GIVEN EXERCISE: What follows is a listing. Return every line of it exactly.

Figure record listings

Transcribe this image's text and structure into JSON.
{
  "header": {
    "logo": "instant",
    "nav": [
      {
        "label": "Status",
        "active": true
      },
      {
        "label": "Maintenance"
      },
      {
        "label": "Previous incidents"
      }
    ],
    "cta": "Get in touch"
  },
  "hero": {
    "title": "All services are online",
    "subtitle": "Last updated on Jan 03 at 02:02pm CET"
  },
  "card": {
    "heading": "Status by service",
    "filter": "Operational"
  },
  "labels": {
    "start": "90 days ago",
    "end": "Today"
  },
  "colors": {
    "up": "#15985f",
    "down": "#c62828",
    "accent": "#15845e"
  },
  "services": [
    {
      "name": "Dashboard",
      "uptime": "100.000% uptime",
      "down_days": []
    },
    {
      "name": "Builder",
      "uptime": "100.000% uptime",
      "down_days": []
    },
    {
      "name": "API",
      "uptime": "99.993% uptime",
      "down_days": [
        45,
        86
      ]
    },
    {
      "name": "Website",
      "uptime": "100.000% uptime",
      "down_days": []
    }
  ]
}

RESPONSE:
Transcribe this image's text and structure into JSON.
{
  "header": {
    "logo": "instant",
    "nav": [
      {
        "label": "Status",
        "active": true
      },
      {
        "label": "Maintenance"
      },
      {
        "label": "Previous incidents"
      }
    ],
    "cta": "Get in touch"
  },
  "hero": {
    "title": "All services are online",
    "subtitle": "Last updated on Jan 03 at 02:02pm CET"
  },
  "card": {
    "heading": "Status by service",
    "filter": "Operational"
  },
  "labels": {
    "start": "90 days ago",
    "end": "Today"
  },
  "colors": {
    "up": "#15985f",
    "down": "#c62828",
    "accent": "#15845e"
  },
  "services": [
    {
      "name": "Dashboard",
      "uptime": "100.000% uptime",
      "down_days": []
    },
    {
      "name": "Builder",
      "uptime": "100.000% uptime",
      "down_days": []
    },
    {
      "name": "API",
      "uptime": "99.993% uptime",
      "down_days": [
        45,
        86
      ]
    },
    {
      "name": "Website",
      "uptime": "100.000% uptime",
      "down_days": []
    }
  ]
}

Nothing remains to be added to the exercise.